MATERIALS PROVIDED »
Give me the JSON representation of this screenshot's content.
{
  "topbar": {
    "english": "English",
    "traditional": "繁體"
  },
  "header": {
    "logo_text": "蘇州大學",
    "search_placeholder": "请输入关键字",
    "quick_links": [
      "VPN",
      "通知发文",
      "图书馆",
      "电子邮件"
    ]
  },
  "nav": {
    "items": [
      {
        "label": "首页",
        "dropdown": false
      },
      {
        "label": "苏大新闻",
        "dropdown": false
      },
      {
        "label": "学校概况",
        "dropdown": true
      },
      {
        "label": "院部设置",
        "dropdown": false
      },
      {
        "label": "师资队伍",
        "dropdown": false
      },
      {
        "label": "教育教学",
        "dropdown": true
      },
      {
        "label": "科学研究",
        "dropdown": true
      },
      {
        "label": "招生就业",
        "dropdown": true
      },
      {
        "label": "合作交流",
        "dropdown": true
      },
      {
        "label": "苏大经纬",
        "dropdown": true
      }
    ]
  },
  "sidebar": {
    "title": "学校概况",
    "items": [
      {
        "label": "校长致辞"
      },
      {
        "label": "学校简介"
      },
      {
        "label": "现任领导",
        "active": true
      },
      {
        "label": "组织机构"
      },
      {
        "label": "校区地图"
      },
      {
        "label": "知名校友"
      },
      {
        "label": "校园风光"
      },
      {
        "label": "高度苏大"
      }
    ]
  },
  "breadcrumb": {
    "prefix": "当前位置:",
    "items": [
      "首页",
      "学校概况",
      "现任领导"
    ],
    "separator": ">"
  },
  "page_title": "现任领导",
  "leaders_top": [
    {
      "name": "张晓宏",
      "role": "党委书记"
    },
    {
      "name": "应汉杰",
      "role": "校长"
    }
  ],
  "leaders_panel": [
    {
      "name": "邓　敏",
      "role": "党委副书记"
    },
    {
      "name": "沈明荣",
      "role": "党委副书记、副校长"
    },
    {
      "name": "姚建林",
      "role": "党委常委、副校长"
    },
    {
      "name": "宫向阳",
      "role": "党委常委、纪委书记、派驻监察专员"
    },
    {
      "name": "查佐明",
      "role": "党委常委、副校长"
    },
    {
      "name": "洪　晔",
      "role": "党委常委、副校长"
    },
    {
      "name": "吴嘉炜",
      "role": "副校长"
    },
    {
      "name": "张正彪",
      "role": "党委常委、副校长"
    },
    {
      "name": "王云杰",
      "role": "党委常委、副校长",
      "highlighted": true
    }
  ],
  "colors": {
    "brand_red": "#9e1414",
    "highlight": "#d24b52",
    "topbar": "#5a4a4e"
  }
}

PROBLEM STATEMENT » All entries shown above should be printed again exactly.

CORRECT ANSWER »
Give me the JSON representation of this screenshot's content.
{
  "topbar": {
    "english": "English",
    "traditional": "繁體"
  },
  "header": {
    "logo_text": "蘇州大學",
    "search_placeholder": "请输入关键字",
    "quick_links": [
      "VPN",
      "通知发文",
      "图书馆",
      "电子邮件"
    ]
  },
  "nav": {
    "items": [
      {
        "label": "首页",
        "dropdown": false
      },
      {
        "label": "苏大新闻",
        "dropdown": false
      },
      {
        "label": "学校概况",
        "dropdown": true
      },
      {
        "label": "院部设置",
        "dropdown": false
      },
      {
        "label": "师资队伍",
        "dropdown": false
      },
      {
        "label": "教育教学",
        "dropdown": true
      },
      {
        "label": "科学研究",
        "dropdown": true
      },
      {
        "label": "招生就业",
        "dropdown": true
      },
      {
        "label": "合作交流",
        "dropdown": true
      },
      {
        "label": "苏大经纬",
        "dropdown": true
      }
    ]
  },
  "sidebar": {
    "title": "学校概况",
    "items": [
      {
        "label": "校长致辞"
      },
      {
        "label": "学校简介"
      },
      {
        "label": "现任领导",
        "active": true
      },
      {
        "label": "组织机构"
      },
      {
        "label": "校区地图"
      },
      {
        "label": "知名校友"
      },
      {
        "label": "校园风光"
      },
      {
        "label": "高度苏大"
      }
    ]
  },
  "breadcrumb": {
    "prefix": "当前位置:",
    "items": [
      "首页",
      "学校概况",
      "现任领导"
    ],
    "separator": ">"
  },
  "page_title": "现任领导",
  "leaders_top": [
    {
      "name": "张晓宏",
      "role": "党委书记"
    },
    {
      "name": "应汉杰",
      "role": "校长"
    }
  ],
  "leaders_panel": [
    {
      "name": "邓　敏",
      "role": "党委副书记"
    },
    {
      "name": "沈明荣",
      "role": "党委副书记、副校长"
    },
    {
      "name": "姚建林",
      "role": "党委常委、副校长"
    },
    {
      "name": "宫向阳",
      "role": "党委常委、纪委书记、派驻监察专员"
    },
    {
      "name": "查佐明",
      "role": "党委常委、副校长"
    },
    {
      "name": "洪　晔",
      "role": "党委常委、副校长"
    },
    {
      "name": "吴嘉炜",
      "role": "副校长"
    },
    {
      "name": "张正彪",
      "role": "党委常委、副校长"
    },
    {
      "name": "王云杰",
      "role": "党委常委、副校长",
      "highlighted": true
    }
  ],
  "colors": {
    "brand_red": "#9e1414",
    "highlight": "#d24b52",
    "topbar": "#5a4a4e"
  }
}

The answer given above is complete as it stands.